Return the entries verbatim and drop every picture.

··· Information supplied

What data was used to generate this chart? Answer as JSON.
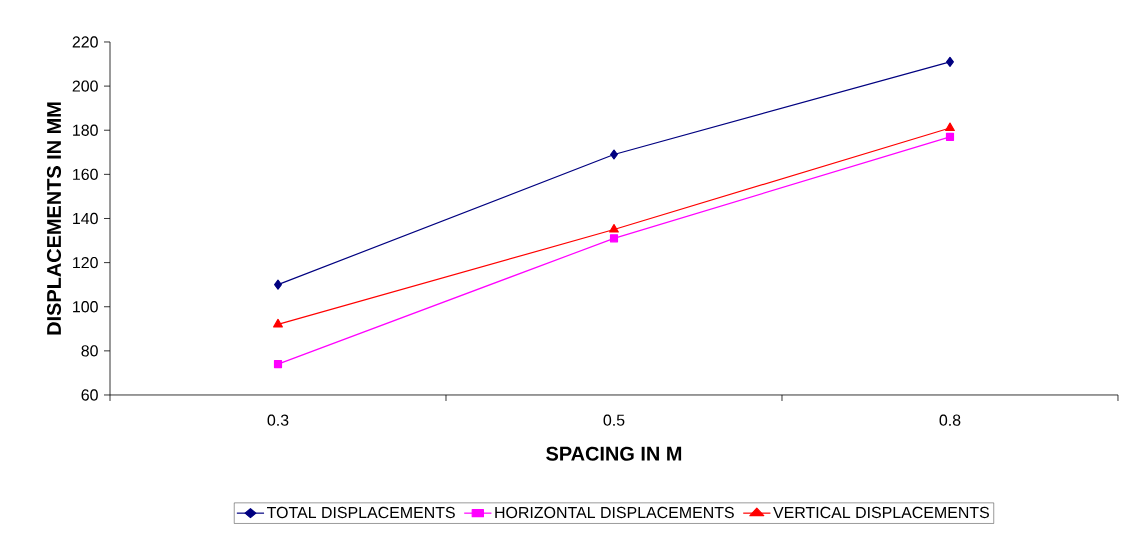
{
  "chart_data": {
    "type": "line",
    "xlabel": "SPACING IN M",
    "ylabel": "DISPLACEMENTS IN MM",
    "categories": [
      "0.3",
      "0.5",
      "0.8"
    ],
    "series": [
      {
        "name": "TOTAL DISPLACEMENTS",
        "color": "#000080",
        "marker": "diamond",
        "values": [
          110,
          169,
          211
        ]
      },
      {
        "name": "HORIZONTAL DISPLACEMENTS",
        "color": "#ff00ff",
        "marker": "square",
        "values": [
          74,
          131,
          177
        ]
      },
      {
        "name": "VERTICAL DISPLACEMENTS",
        "color": "#ff0000",
        "marker": "triangle",
        "values": [
          92,
          135,
          181
        ]
      }
    ],
    "ylim": [
      60,
      220
    ],
    "yticks": [
      60,
      80,
      100,
      120,
      140,
      160,
      180,
      200,
      220
    ],
    "grid": false,
    "legend": "bottom",
    "line_style": "solid"
  }
}
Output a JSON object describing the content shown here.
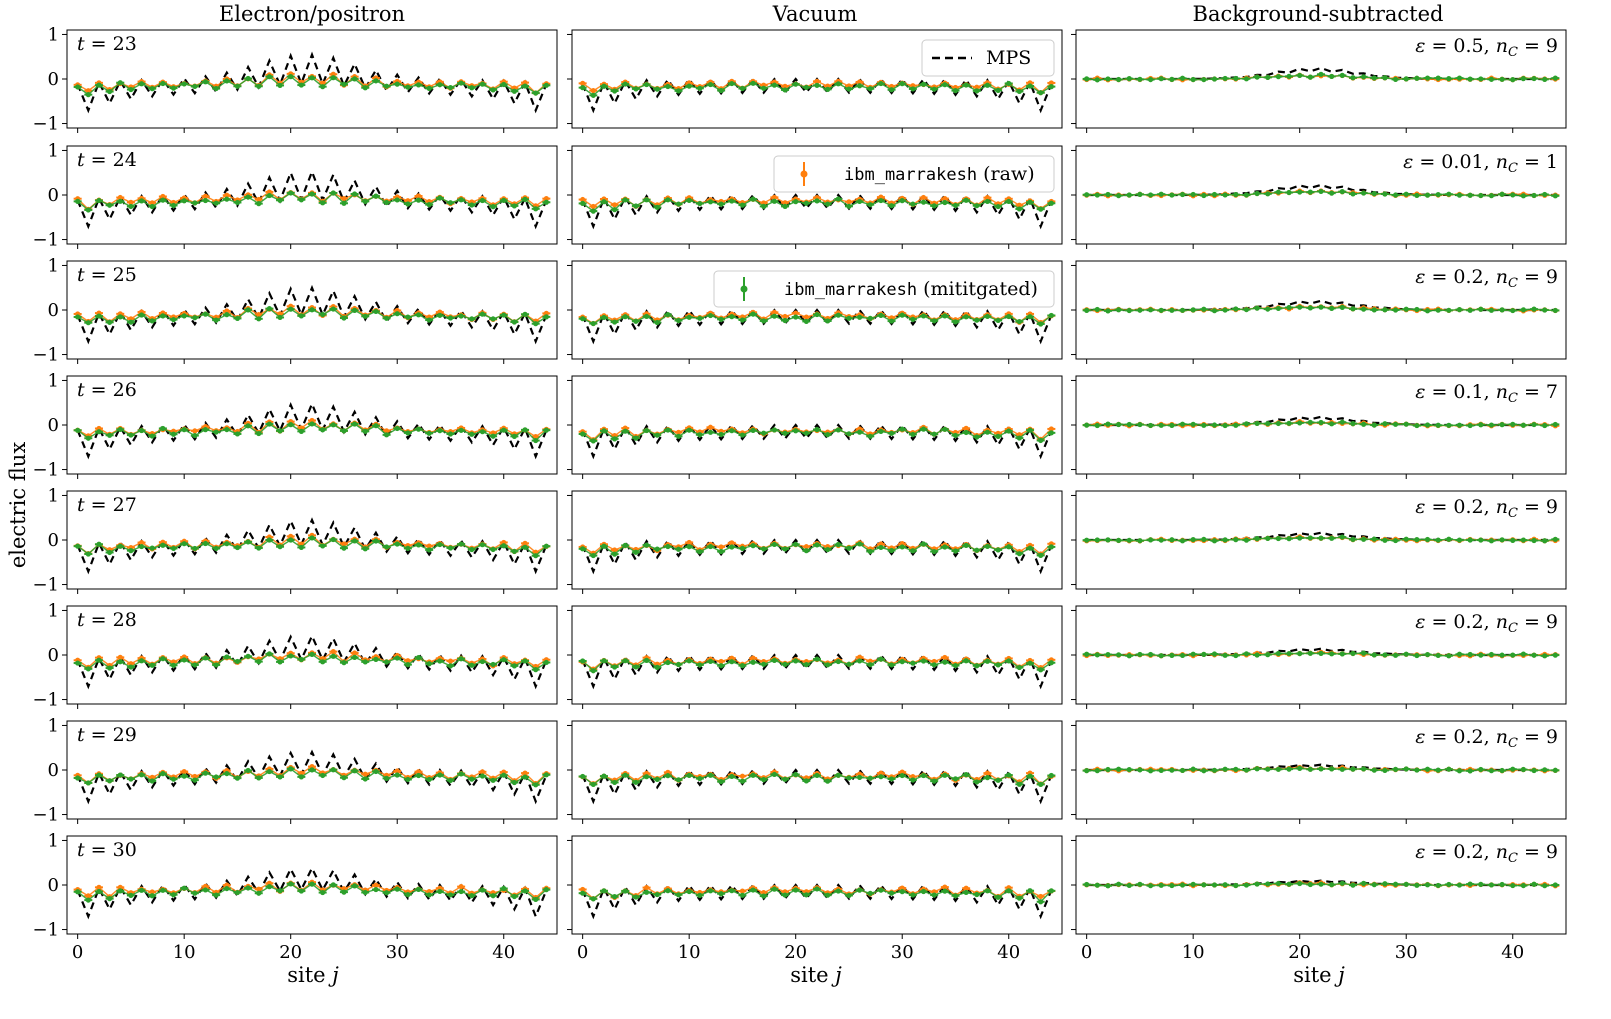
{
  "figure": {
    "column_titles": [
      "Electron/positron",
      "Vacuum",
      "Background-subtracted"
    ],
    "ylabel": "electric flux",
    "xlabel": "site j"
  },
  "chart_data": {
    "type": "line",
    "layout": "8 rows x 3 columns of small-multiple panels",
    "x_axis": {
      "label": "site j",
      "range": [
        -1,
        45
      ],
      "ticks": [
        0,
        10,
        20,
        30,
        40
      ]
    },
    "y_axis": {
      "label": "electric flux",
      "range": [
        -1.1,
        1.1
      ],
      "ticks": [
        1,
        0,
        -1
      ]
    },
    "legend": [
      {
        "label": "MPS",
        "style": "dashed-line",
        "color": "#000000",
        "panel": "Vacuum t=23"
      },
      {
        "label_code": "ibm_marrakesh",
        "label_suffix": "(raw)",
        "style": "errorbar",
        "color": "#ff7f0e",
        "panel": "Vacuum t=24"
      },
      {
        "label_code": "ibm_marrakesh",
        "label_suffix": "(mititgated)",
        "style": "errorbar",
        "color": "#2ca02c",
        "panel": "Vacuum t=25"
      }
    ],
    "series_colors": {
      "mps": "#000000",
      "raw": "#ff7f0e",
      "mitigated": "#2ca02c"
    },
    "rows": [
      {
        "t": 23,
        "time_label": "t = 23",
        "annotation": "ε = 0.5, n_C = 9",
        "eps": "0.5",
        "nC": "9"
      },
      {
        "t": 24,
        "time_label": "t = 24",
        "annotation": "ε = 0.01, n_C = 1",
        "eps": "0.01",
        "nC": "1"
      },
      {
        "t": 25,
        "time_label": "t = 25",
        "annotation": "ε = 0.2, n_C = 9",
        "eps": "0.2",
        "nC": "9"
      },
      {
        "t": 26,
        "time_label": "t = 26",
        "annotation": "ε = 0.1, n_C = 7",
        "eps": "0.1",
        "nC": "7"
      },
      {
        "t": 27,
        "time_label": "t = 27",
        "annotation": "ε = 0.2, n_C = 9",
        "eps": "0.2",
        "nC": "9"
      },
      {
        "t": 28,
        "time_label": "t = 28",
        "annotation": "ε = 0.2, n_C = 9",
        "eps": "0.2",
        "nC": "9"
      },
      {
        "t": 29,
        "time_label": "t = 29",
        "annotation": "ε = 0.2, n_C = 9",
        "eps": "0.2",
        "nC": "9"
      },
      {
        "t": 30,
        "time_label": "t = 30",
        "annotation": "ε = 0.2, n_C = 9",
        "eps": "0.2",
        "nC": "9"
      }
    ],
    "series_model": {
      "sites": 45,
      "electron_positron": {
        "mps_edge_amplitude": [
          -0.6,
          0.0
        ],
        "mps_center_peak": [
          0.45,
          0.28
        ],
        "raw_level": -0.1,
        "mitigated_level": -0.15
      },
      "vacuum": {
        "mps_edge_amplitude": [
          -0.6,
          0.0
        ],
        "mps_center_peak": 0.0,
        "raw_level": -0.12,
        "mitigated_level": -0.18
      },
      "background_subtracted": {
        "mps_center_bump": [
          0.25,
          0.1
        ],
        "raw_level": 0.0,
        "mitigated_level": 0.0
      }
    }
  }
}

······

- [Result of this task]
What data was used to generate this chart? Answer as JSON.
{
  "chart_data": {
    "type": "line",
    "xlabel": "SPACING IN M",
    "ylabel": "DISPLACEMENTS IN MM",
    "categories": [
      "0.3",
      "0.5",
      "0.8"
    ],
    "series": [
      {
        "name": "TOTAL DISPLACEMENTS",
        "color": "#000080",
        "marker": "diamond",
        "values": [
          110,
          169,
          211
        ]
      },
      {
        "name": "HORIZONTAL DISPLACEMENTS",
        "color": "#ff00ff",
        "marker": "square",
        "values": [
          74,
          131,
          177
        ]
      },
      {
        "name": "VERTICAL DISPLACEMENTS",
        "color": "#ff0000",
        "marker": "triangle",
        "values": [
          92,
          135,
          181
        ]
      }
    ],
    "ylim": [
      60,
      220
    ],
    "yticks": [
      60,
      80,
      100,
      120,
      140,
      160,
      180,
      200,
      220
    ],
    "grid": false,
    "legend": "bottom",
    "line_style": "solid"
  }
}
Output a JSON object describing the content shown here.
{
  "figure": {
    "column_titles": [
      "Electron/positron",
      "Vacuum",
      "Background-subtracted"
    ],
    "ylabel": "electric flux",
    "xlabel": "site j"
  },
  "chart_data": {
    "type": "line",
    "layout": "8 rows x 3 columns of small-multiple panels",
    "x_axis": {
      "label": "site j",
      "range": [
        -1,
        45
      ],
      "ticks": [
        0,
        10,
        20,
        30,
        40
      ]
    },
    "y_axis": {
      "label": "electric flux",
      "range": [
        -1.1,
        1.1
      ],
      "ticks": [
        1,
        0,
        -1
      ]
    },
    "legend": [
      {
        "label": "MPS",
        "style": "dashed-line",
        "color": "#000000",
        "panel": "Vacuum t=23"
      },
      {
        "label_code": "ibm_marrakesh",
        "label_suffix": "(raw)",
        "style": "errorbar",
        "color": "#ff7f0e",
        "panel": "Vacuum t=24"
      },
      {
        "label_code": "ibm_marrakesh",
        "label_suffix": "(mititgated)",
        "style": "errorbar",
        "color": "#2ca02c",
        "panel": "Vacuum t=25"
      }
    ],
    "series_colors": {
      "mps": "#000000",
      "raw": "#ff7f0e",
      "mitigated": "#2ca02c"
    },
    "rows": [
      {
        "t": 23,
        "time_label": "t = 23",
        "annotation": "ε = 0.5, n_C = 9",
        "eps": "0.5",
        "nC": "9"
      },
      {
        "t": 24,
        "time_label": "t = 24",
        "annotation": "ε = 0.01, n_C = 1",
        "eps": "0.01",
        "nC": "1"
      },
      {
        "t": 25,
        "time_label": "t = 25",
        "annotation": "ε = 0.2, n_C = 9",
        "eps": "0.2",
        "nC": "9"
      },
      {
        "t": 26,
        "time_label": "t = 26",
        "annotation": "ε = 0.1, n_C = 7",
        "eps": "0.1",
        "nC": "7"
      },
      {
        "t": 27,
        "time_label": "t = 27",
        "annotation": "ε = 0.2, n_C = 9",
        "eps": "0.2",
        "nC": "9"
      },
      {
        "t": 28,
        "time_label": "t = 28",
        "annotation": "ε = 0.2, n_C = 9",
        "eps": "0.2",
        "nC": "9"
      },
      {
        "t": 29,
        "time_label": "t = 29",
        "annotation": "ε = 0.2, n_C = 9",
        "eps": "0.2",
        "nC": "9"
      },
      {
        "t": 30,
        "time_label": "t = 30",
        "annotation": "ε = 0.2, n_C = 9",
        "eps": "0.2",
        "nC": "9"
      }
    ],
    "series_model": {
      "sites": 45,
      "electron_positron": {
        "mps_edge_amplitude": [
          -0.6,
          0.0
        ],
        "mps_center_peak": [
          0.45,
          0.28
        ],
        "raw_level": -0.1,
        "mitigated_level": -0.15
      },
      "vacuum": {
        "mps_edge_amplitude": [
          -0.6,
          0.0
        ],
        "mps_center_peak": 0.0,
        "raw_level": -0.12,
        "mitigated_level": -0.18
      },
      "background_subtracted": {
        "mps_center_bump": [
          0.25,
          0.1
        ],
        "raw_level": 0.0,
        "mitigated_level": 0.0
      }
    }
  }
}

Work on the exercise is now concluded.